Entries with figure data:
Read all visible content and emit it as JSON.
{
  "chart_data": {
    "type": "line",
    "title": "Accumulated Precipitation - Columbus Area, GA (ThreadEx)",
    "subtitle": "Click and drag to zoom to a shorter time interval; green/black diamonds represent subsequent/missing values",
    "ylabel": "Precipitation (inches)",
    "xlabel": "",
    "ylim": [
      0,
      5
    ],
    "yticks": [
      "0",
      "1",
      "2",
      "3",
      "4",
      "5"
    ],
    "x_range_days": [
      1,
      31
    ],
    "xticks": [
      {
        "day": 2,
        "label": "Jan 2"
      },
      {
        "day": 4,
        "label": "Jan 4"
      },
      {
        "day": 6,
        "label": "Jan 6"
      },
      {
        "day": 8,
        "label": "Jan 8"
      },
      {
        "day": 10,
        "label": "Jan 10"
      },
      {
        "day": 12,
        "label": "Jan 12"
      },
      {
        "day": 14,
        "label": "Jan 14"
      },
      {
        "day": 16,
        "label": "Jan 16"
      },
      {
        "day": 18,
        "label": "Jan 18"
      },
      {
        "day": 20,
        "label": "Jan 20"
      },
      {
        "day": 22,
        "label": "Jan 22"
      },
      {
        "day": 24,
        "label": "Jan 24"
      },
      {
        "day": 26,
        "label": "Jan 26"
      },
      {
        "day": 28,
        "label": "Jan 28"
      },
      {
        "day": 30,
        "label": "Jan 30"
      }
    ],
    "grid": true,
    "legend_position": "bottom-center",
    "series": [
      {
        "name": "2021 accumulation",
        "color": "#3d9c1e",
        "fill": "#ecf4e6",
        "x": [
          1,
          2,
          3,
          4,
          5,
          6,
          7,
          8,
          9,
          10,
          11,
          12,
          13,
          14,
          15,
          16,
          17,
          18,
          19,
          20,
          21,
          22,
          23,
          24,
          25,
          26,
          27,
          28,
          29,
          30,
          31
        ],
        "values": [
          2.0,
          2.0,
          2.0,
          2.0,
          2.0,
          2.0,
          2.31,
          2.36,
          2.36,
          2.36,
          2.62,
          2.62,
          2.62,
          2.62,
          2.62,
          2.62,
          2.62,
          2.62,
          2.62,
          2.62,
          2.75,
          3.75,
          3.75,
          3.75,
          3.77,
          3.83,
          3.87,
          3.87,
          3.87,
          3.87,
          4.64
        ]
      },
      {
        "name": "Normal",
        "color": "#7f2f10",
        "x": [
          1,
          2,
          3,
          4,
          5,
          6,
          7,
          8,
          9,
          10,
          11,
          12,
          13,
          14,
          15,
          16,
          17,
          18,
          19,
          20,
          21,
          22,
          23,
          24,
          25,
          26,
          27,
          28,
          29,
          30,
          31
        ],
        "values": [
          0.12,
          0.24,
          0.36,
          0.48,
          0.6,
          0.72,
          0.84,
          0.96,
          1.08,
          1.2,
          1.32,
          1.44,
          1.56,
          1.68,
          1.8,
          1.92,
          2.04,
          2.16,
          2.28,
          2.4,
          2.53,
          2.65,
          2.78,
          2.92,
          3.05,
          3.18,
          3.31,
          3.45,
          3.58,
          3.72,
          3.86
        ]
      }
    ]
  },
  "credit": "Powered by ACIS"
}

- **Short problem**
State the number of lines in these entries that include the string "name". Provide nothing beyond that number.

- **Worked solution**
2